> Task directions
Send each entry back exactly as given, pictures excluded.

> Data for this task
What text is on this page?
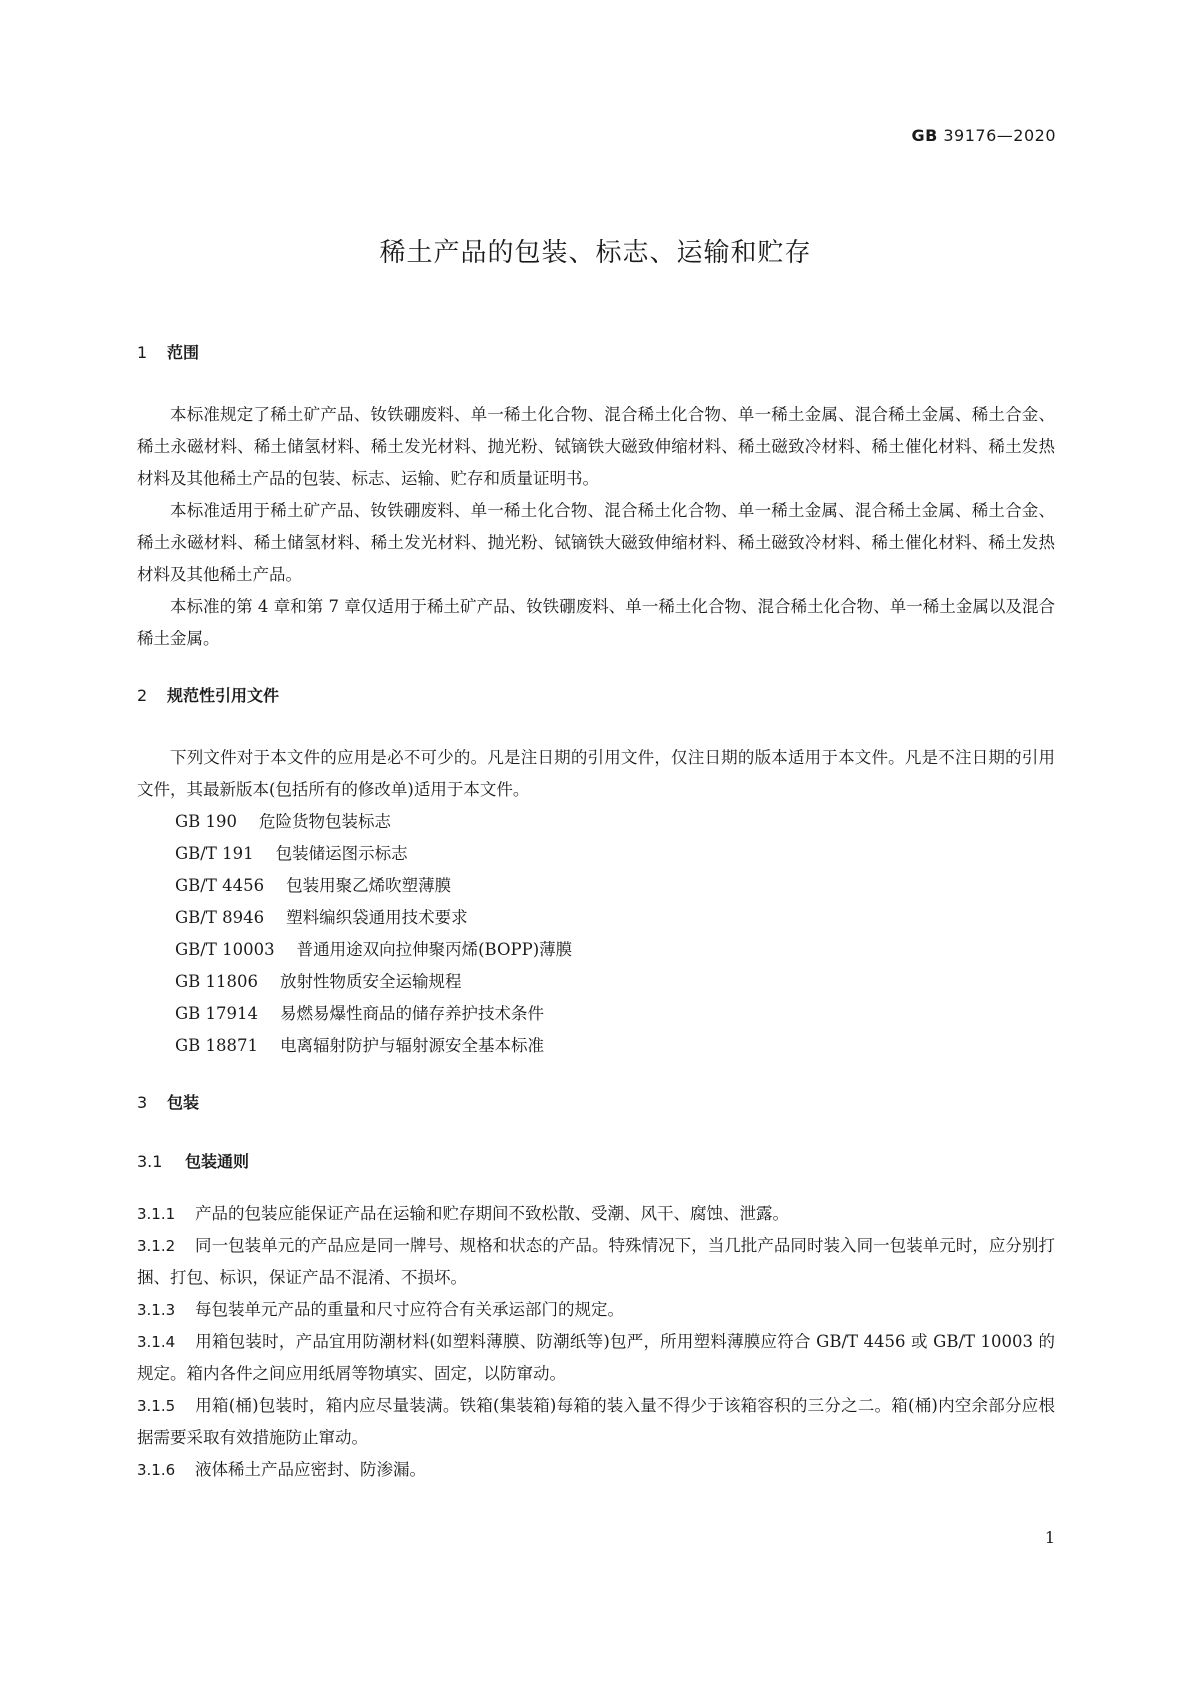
GB 39176—2020
稀土产品的包装、标志、运输和贮存
1 范围

本标准规定了稀土矿产品、钕铁硼废料、单一稀土化合物、混合稀土化合物、单一稀土金属、混合稀土金属、稀土合金、稀土永磁材料、稀土储氢材料、稀土发光材料、抛光粉、铽镝铁大磁致伸缩材料、稀土磁致冷材料、稀土催化材料、稀土发热材料及其他稀土产品的包装、标志、运输、贮存和质量证明书。

本标准适用于稀土矿产品、钕铁硼废料、单一稀土化合物、混合稀土化合物、单一稀土金属、混合稀土金属、稀土合金、稀土永磁材料、稀土储氢材料、稀土发光材料、抛光粉、铽镝铁大磁致伸缩材料、稀土磁致冷材料、稀土催化材料、稀土发热材料及其他稀土产品。

本标准的第 4 章和第 7 章仅适用于稀土矿产品、钕铁硼废料、单一稀土化合物、混合稀土化合物、单一稀土金属以及混合稀土金属。

2 规范性引用文件

下列文件对于本文件的应用是必不可少的。凡是注日期的引用文件，仅注日期的版本适用于本文件。凡是不注日期的引用文件，其最新版本(包括所有的修改单)适用于本文件。

GB 190 危险货物包装标志
GB/T 191 包装储运图示标志
GB/T 4456 包装用聚乙烯吹塑薄膜
GB/T 8946 塑料编织袋通用技术要求
GB/T 10003 普通用途双向拉伸聚丙烯(BOPP)薄膜
GB 11806 放射性物质安全运输规程
GB 17914 易燃易爆性商品的储存养护技术条件
GB 18871 电离辐射防护与辐射源安全基本标准
3 包装
3.1 包装通则

3.1.1 产品的包装应能保证产品在运输和贮存期间不致松散、受潮、风干、腐蚀、泄露。

3.1.2 同一包装单元的产品应是同一牌号、规格和状态的产品。特殊情况下，当几批产品同时装入同一包装单元时，应分别打捆、打包、标识，保证产品不混淆、不损坏。

3.1.3 每包装单元产品的重量和尺寸应符合有关承运部门的规定。

3.1.4 用箱包装时，产品宜用防潮材料(如塑料薄膜、防潮纸等)包严，所用塑料薄膜应符合 GB/T 4456 或 GB/T 10003 的规定。箱内各件之间应用纸屑等物填实、固定，以防窜动。

3.1.5 用箱(桶)包装时，箱内应尽量装满。铁箱(集装箱)每箱的装入量不得少于该箱容积的三分之二。箱(桶)内空余部分应根据需要采取有效措施防止窜动。

3.1.6 液体稀土产品应密封、防渗漏。

1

> Output for this exercise
What text is on this page?
GB 39176—2020
稀土产品的包装、标志、运输和贮存
1 范围

本标准规定了稀土矿产品、钕铁硼废料、单一稀土化合物、混合稀土化合物、单一稀土金属、混合稀土金属、稀土合金、稀土永磁材料、稀土储氢材料、稀土发光材料、抛光粉、铽镝铁大磁致伸缩材料、稀土磁致冷材料、稀土催化材料、稀土发热材料及其他稀土产品的包装、标志、运输、贮存和质量证明书。

本标准适用于稀土矿产品、钕铁硼废料、单一稀土化合物、混合稀土化合物、单一稀土金属、混合稀土金属、稀土合金、稀土永磁材料、稀土储氢材料、稀土发光材料、抛光粉、铽镝铁大磁致伸缩材料、稀土磁致冷材料、稀土催化材料、稀土发热材料及其他稀土产品。

本标准的第 4 章和第 7 章仅适用于稀土矿产品、钕铁硼废料、单一稀土化合物、混合稀土化合物、单一稀土金属以及混合稀土金属。

2 规范性引用文件

下列文件对于本文件的应用是必不可少的。凡是注日期的引用文件，仅注日期的版本适用于本文件。凡是不注日期的引用文件，其最新版本(包括所有的修改单)适用于本文件。

GB 190 危险货物包装标志
GB/T 191 包装储运图示标志
GB/T 4456 包装用聚乙烯吹塑薄膜
GB/T 8946 塑料编织袋通用技术要求
GB/T 10003 普通用途双向拉伸聚丙烯(BOPP)薄膜
GB 11806 放射性物质安全运输规程
GB 17914 易燃易爆性商品的储存养护技术条件
GB 18871 电离辐射防护与辐射源安全基本标准
3 包装
3.1 包装通则

3.1.1 产品的包装应能保证产品在运输和贮存期间不致松散、受潮、风干、腐蚀、泄露。

3.1.2 同一包装单元的产品应是同一牌号、规格和状态的产品。特殊情况下，当几批产品同时装入同一包装单元时，应分别打捆、打包、标识，保证产品不混淆、不损坏。

3.1.3 每包装单元产品的重量和尺寸应符合有关承运部门的规定。

3.1.4 用箱包装时，产品宜用防潮材料(如塑料薄膜、防潮纸等)包严，所用塑料薄膜应符合 GB/T 4456 或 GB/T 10003 的规定。箱内各件之间应用纸屑等物填实、固定，以防窜动。

3.1.5 用箱(桶)包装时，箱内应尽量装满。铁箱(集装箱)每箱的装入量不得少于该箱容积的三分之二。箱(桶)内空余部分应根据需要采取有效措施防止窜动。

3.1.6 液体稀土产品应密封、防渗漏。

1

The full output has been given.